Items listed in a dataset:
# # # # # # #
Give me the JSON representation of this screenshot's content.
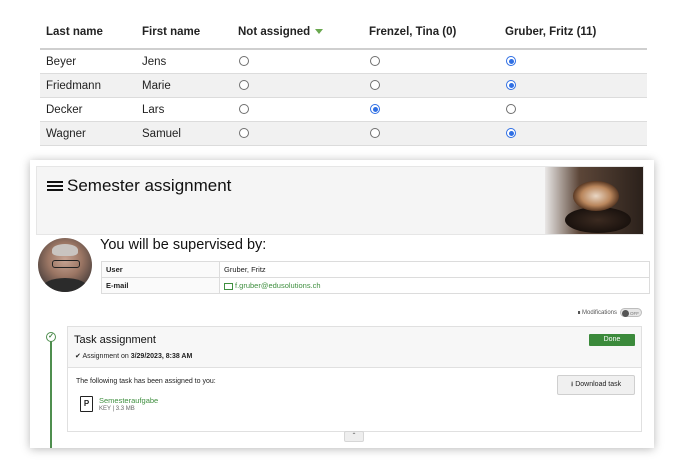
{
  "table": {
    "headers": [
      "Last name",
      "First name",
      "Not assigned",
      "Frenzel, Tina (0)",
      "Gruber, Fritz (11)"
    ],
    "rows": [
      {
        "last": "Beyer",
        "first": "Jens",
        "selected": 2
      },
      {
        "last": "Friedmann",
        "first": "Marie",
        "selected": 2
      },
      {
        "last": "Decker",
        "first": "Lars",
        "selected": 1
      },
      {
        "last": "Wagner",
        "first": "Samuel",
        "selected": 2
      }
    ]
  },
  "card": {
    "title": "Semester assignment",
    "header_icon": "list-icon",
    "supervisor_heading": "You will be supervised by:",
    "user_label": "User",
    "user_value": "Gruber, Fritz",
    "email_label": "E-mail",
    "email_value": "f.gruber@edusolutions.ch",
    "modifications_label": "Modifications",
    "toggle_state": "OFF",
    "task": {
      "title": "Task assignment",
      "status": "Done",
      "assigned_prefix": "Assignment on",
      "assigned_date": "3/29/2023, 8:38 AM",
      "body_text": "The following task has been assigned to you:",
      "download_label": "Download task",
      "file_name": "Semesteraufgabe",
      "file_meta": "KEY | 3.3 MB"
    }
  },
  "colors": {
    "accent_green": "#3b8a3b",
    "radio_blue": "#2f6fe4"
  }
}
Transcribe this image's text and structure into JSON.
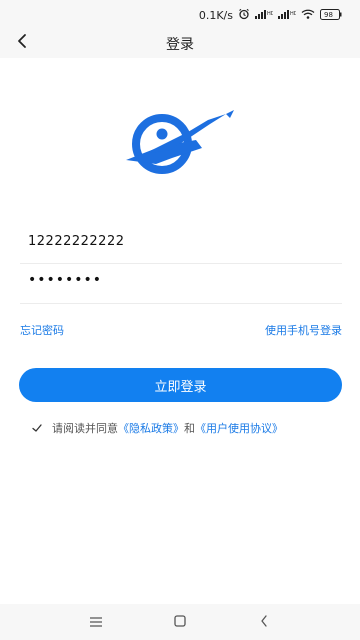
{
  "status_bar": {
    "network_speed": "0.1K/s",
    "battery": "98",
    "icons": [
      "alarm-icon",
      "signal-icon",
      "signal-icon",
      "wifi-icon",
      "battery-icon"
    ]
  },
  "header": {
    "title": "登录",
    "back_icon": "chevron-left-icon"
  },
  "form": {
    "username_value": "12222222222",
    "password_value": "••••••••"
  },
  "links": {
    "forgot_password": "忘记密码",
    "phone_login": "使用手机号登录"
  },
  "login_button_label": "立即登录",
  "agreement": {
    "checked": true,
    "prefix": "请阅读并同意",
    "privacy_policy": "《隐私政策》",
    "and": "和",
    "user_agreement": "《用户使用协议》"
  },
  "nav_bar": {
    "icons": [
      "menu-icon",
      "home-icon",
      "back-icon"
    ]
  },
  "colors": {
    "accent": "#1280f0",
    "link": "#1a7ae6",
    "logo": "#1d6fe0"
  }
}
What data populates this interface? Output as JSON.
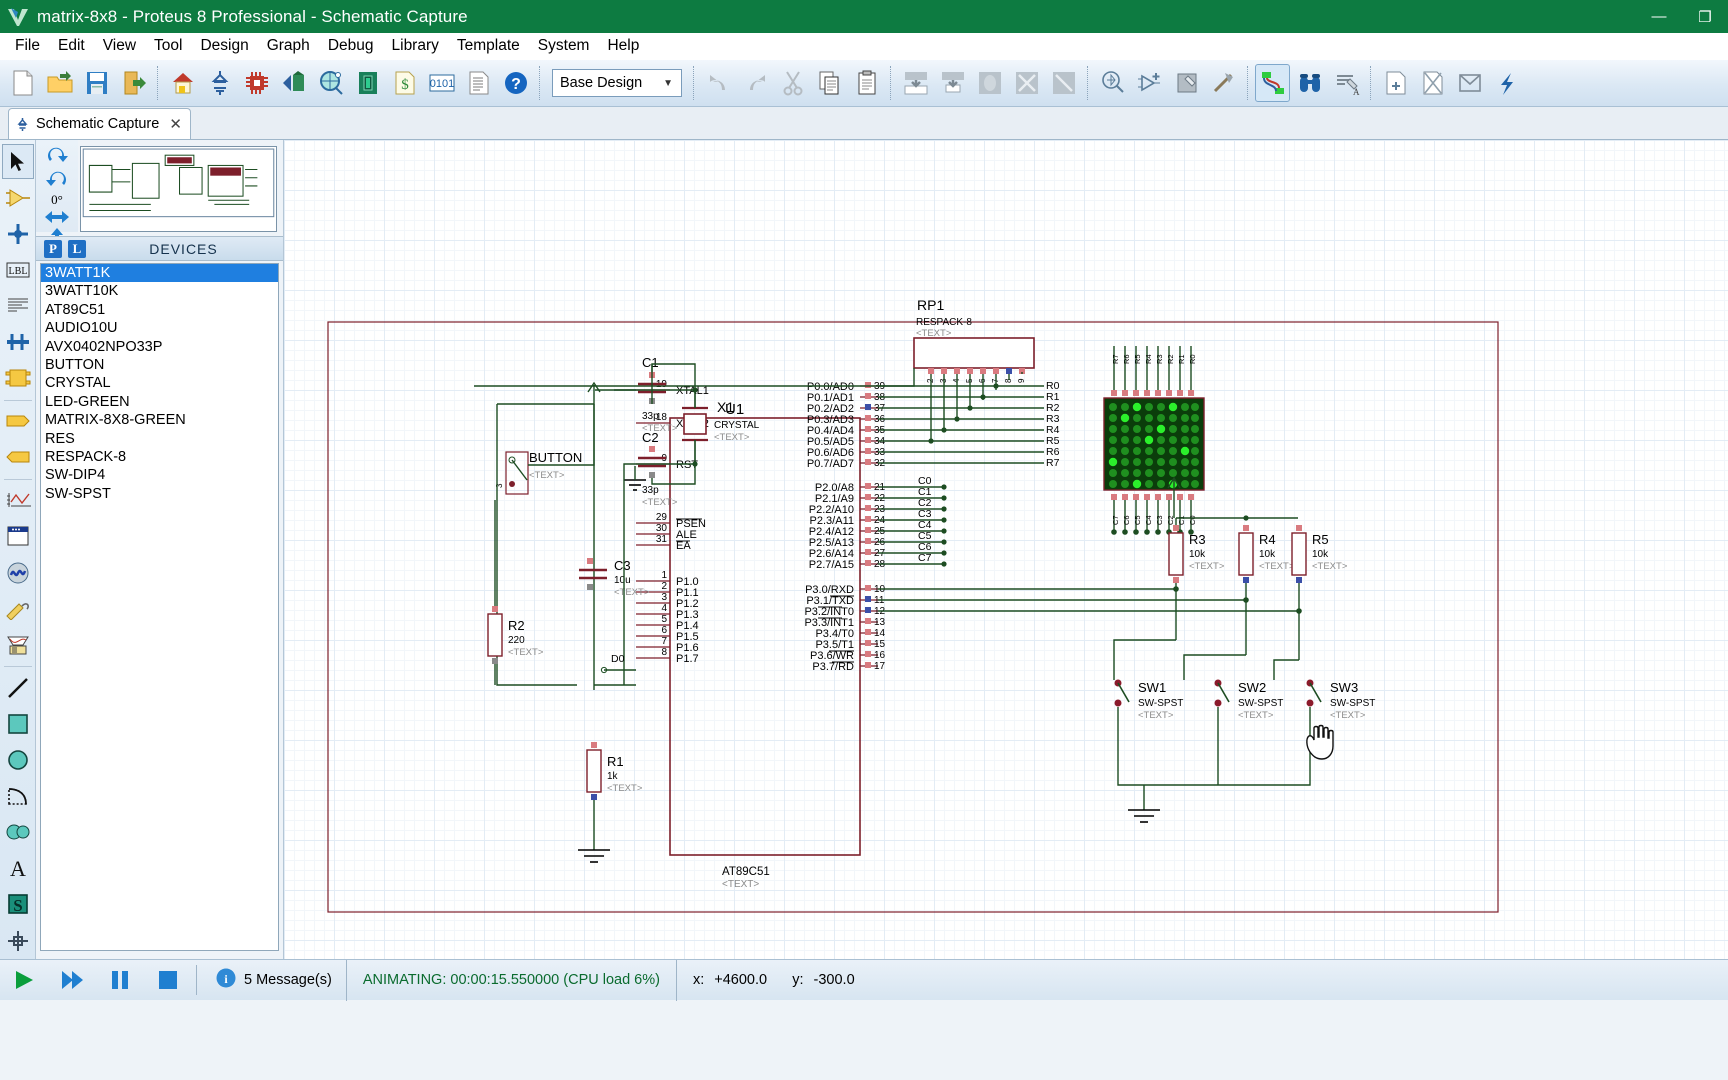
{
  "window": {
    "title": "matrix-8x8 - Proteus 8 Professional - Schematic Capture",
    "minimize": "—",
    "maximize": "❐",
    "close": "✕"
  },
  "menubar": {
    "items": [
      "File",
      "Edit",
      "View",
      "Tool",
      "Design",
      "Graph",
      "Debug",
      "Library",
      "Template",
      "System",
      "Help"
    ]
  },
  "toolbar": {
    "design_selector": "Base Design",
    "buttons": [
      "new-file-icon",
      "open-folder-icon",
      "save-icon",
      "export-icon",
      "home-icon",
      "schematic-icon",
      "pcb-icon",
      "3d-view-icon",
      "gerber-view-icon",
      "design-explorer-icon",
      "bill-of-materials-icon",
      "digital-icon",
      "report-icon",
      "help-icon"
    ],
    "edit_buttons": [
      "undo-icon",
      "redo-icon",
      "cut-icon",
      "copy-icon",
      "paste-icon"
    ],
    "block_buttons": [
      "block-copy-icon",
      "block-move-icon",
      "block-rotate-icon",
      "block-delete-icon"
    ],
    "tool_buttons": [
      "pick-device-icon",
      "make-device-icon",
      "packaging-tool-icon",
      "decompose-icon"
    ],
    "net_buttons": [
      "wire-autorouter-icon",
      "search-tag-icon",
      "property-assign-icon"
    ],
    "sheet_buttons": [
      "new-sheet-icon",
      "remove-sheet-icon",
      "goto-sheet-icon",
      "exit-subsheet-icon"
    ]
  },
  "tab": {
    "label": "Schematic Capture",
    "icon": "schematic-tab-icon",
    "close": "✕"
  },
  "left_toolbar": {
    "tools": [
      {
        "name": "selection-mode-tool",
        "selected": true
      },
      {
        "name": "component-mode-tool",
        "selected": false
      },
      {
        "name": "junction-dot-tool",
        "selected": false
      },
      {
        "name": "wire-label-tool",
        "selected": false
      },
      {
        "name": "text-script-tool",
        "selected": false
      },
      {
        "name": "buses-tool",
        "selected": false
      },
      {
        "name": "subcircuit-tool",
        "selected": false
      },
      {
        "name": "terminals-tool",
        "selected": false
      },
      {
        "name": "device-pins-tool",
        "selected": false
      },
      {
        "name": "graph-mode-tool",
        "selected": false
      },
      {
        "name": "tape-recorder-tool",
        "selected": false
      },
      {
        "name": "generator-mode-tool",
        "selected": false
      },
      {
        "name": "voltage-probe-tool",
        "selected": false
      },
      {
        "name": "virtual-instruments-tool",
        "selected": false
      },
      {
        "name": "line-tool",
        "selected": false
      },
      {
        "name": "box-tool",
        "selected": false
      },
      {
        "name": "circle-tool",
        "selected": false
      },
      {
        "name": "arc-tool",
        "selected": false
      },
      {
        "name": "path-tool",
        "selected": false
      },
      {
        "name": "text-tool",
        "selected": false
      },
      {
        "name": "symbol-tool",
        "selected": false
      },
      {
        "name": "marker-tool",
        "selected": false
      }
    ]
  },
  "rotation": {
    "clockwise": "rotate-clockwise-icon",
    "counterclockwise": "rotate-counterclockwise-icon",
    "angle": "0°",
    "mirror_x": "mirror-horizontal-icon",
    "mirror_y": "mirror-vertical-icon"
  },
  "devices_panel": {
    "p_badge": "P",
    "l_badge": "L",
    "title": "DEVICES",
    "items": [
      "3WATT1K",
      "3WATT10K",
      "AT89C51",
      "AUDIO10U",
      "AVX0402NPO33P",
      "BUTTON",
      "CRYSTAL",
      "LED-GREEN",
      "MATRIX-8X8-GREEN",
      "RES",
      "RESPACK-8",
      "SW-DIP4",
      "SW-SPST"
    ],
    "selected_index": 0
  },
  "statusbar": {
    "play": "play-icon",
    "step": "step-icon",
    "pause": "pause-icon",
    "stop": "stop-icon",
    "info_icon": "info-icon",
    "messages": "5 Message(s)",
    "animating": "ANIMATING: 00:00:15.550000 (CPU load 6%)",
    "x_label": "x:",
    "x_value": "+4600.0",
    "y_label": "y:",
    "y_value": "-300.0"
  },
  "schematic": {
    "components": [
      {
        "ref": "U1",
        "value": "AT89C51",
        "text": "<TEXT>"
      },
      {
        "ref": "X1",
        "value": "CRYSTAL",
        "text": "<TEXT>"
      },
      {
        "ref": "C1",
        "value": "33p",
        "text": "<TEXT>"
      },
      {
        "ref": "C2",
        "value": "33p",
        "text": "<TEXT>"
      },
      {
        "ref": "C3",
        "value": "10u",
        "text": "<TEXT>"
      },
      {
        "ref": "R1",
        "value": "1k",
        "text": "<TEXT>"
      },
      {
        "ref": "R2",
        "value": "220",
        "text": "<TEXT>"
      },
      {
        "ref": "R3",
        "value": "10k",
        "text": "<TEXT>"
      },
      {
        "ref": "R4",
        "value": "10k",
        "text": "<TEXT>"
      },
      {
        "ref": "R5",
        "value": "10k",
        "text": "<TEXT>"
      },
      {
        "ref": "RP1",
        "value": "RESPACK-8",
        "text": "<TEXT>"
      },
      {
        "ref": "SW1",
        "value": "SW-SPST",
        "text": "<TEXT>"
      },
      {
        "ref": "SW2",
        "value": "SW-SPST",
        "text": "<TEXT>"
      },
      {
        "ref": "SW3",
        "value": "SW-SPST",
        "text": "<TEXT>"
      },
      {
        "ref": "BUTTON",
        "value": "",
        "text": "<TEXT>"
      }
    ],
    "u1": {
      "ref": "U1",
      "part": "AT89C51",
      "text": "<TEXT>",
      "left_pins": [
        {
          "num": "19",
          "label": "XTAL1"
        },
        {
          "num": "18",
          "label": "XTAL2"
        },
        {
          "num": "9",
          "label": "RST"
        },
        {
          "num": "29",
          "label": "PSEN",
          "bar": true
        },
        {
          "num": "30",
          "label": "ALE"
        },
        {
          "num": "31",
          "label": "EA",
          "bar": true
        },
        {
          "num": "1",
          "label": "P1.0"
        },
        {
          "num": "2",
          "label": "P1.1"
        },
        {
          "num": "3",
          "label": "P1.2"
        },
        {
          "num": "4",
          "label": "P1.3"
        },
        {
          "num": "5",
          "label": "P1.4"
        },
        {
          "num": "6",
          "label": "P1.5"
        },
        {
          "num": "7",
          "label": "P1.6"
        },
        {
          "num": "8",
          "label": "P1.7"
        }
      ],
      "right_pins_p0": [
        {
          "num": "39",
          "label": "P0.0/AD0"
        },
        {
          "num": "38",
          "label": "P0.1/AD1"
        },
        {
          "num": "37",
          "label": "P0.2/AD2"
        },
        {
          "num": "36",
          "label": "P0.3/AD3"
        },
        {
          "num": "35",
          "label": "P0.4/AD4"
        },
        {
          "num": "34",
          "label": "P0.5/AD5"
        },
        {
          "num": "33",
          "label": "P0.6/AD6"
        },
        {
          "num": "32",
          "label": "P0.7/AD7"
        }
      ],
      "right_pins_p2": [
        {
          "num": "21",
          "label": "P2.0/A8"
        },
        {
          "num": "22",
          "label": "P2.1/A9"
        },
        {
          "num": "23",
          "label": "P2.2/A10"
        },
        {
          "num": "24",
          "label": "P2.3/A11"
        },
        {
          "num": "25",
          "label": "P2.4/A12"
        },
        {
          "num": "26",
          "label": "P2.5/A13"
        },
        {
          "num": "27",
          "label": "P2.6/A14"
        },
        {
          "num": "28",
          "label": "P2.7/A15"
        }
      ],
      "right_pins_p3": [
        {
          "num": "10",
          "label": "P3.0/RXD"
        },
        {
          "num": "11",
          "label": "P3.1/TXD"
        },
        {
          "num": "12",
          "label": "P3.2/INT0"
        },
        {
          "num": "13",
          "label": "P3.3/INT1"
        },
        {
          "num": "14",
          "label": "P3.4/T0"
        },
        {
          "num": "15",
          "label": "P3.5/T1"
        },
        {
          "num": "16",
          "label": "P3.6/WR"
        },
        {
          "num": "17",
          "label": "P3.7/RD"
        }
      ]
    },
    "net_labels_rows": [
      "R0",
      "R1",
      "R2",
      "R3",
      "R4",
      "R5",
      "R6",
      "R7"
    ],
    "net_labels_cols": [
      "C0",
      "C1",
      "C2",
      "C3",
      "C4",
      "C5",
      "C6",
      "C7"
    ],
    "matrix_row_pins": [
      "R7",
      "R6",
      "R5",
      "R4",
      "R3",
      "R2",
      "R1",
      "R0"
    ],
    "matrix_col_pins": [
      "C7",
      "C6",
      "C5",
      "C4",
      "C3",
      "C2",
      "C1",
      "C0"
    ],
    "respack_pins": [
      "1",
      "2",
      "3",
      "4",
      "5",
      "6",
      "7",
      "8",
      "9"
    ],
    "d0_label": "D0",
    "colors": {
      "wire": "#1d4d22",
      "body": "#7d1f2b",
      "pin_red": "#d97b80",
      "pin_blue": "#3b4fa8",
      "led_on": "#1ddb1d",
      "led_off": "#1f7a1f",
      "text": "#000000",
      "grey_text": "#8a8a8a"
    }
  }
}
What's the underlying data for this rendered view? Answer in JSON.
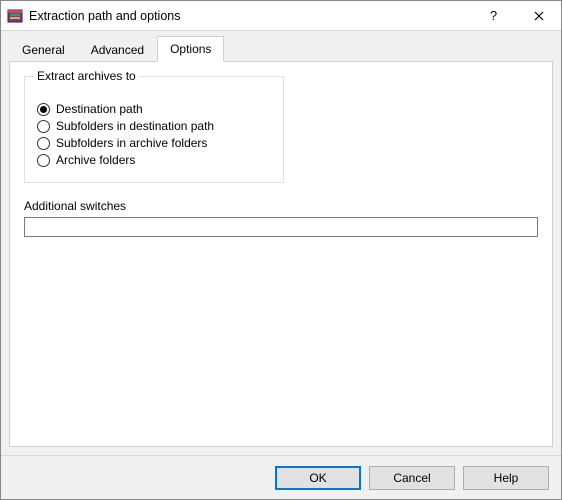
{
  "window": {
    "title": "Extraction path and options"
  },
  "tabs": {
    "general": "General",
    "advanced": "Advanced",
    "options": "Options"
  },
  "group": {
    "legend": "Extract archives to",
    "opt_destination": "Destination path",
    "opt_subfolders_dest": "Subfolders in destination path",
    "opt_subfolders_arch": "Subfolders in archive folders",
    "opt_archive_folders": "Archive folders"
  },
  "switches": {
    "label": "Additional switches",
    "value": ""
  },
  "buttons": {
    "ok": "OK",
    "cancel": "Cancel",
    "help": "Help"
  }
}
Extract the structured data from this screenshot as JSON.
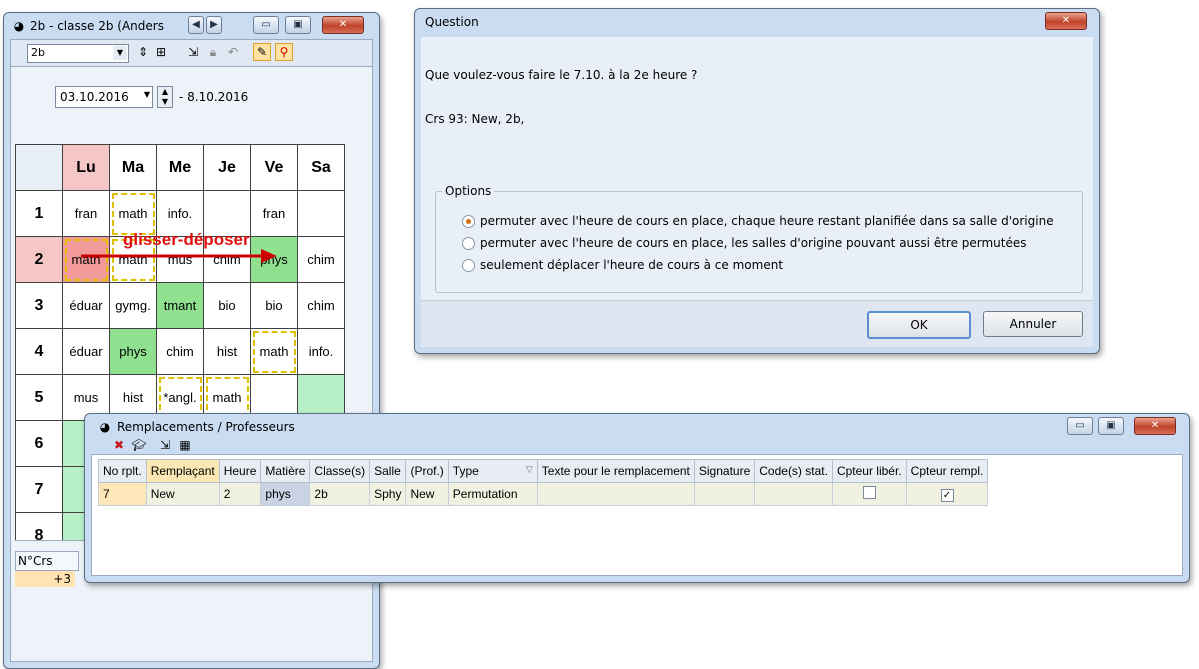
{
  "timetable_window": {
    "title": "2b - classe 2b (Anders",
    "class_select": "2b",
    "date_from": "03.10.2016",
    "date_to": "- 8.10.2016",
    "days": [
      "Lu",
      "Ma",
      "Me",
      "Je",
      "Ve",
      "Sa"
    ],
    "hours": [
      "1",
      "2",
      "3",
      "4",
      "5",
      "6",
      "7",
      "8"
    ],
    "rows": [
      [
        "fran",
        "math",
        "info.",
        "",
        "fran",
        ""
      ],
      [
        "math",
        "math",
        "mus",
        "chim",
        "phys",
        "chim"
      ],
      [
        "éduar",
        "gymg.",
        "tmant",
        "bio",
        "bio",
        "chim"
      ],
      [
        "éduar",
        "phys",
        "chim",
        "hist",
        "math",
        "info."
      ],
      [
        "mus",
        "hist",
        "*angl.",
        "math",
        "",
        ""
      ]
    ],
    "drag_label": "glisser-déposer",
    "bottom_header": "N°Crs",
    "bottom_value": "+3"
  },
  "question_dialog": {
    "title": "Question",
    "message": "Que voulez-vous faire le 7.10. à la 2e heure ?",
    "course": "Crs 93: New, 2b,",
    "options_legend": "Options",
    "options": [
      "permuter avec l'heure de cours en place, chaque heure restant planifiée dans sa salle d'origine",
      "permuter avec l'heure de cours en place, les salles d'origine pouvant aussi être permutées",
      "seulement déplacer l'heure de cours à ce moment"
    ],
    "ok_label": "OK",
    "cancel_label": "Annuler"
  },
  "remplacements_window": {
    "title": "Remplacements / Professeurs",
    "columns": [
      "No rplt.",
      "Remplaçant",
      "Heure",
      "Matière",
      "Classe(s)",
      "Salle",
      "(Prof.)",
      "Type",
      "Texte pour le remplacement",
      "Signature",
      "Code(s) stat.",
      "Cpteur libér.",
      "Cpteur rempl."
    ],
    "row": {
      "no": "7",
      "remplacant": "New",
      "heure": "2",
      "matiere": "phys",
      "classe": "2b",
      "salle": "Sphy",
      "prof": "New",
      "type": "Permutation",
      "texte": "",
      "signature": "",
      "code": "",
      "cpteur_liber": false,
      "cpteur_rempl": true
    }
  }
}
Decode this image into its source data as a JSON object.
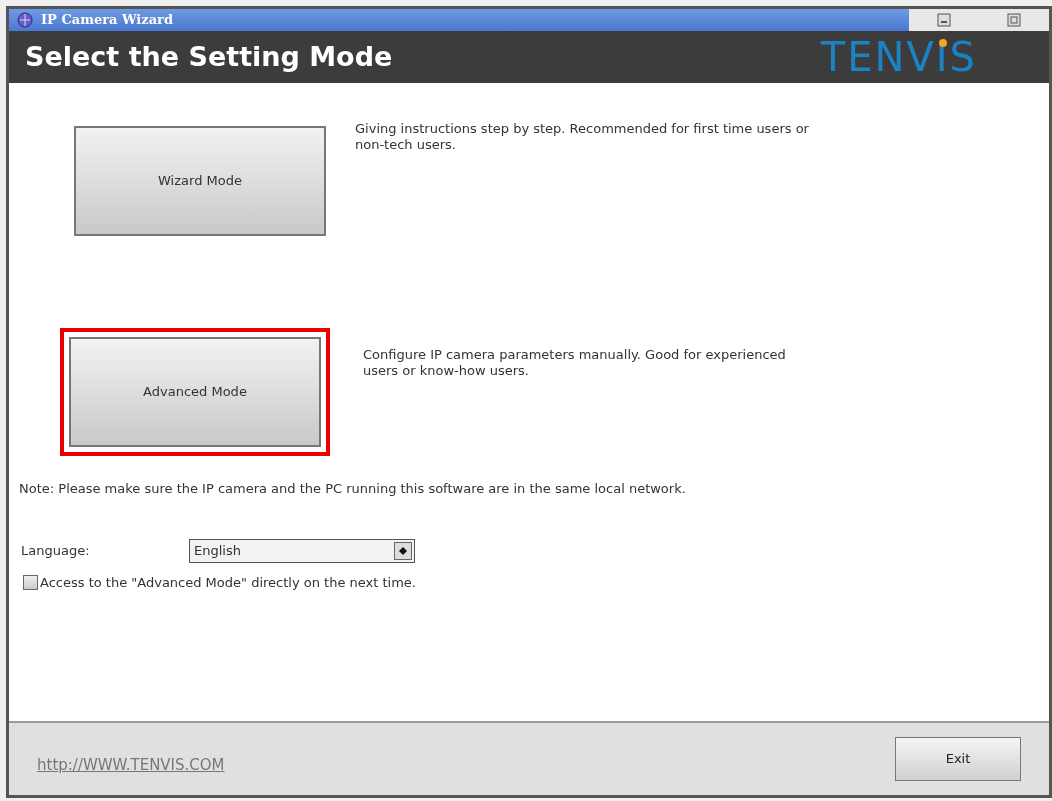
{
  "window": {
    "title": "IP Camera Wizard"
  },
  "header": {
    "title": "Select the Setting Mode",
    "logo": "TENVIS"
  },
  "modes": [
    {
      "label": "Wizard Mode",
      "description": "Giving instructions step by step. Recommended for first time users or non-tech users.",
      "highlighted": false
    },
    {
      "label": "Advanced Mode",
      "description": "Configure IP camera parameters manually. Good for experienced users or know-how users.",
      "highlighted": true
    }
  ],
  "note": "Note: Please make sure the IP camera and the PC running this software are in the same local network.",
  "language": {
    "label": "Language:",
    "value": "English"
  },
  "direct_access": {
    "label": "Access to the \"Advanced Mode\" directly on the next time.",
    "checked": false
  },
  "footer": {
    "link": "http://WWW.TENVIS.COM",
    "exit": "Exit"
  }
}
# # # # # # #
WHAT IS NEEDED: Copy each line of the records that contains the word "image".

IN RESPONSE:
Transcribe this image's text and structure into JSON.
Decode this image into its source data as a JSON object.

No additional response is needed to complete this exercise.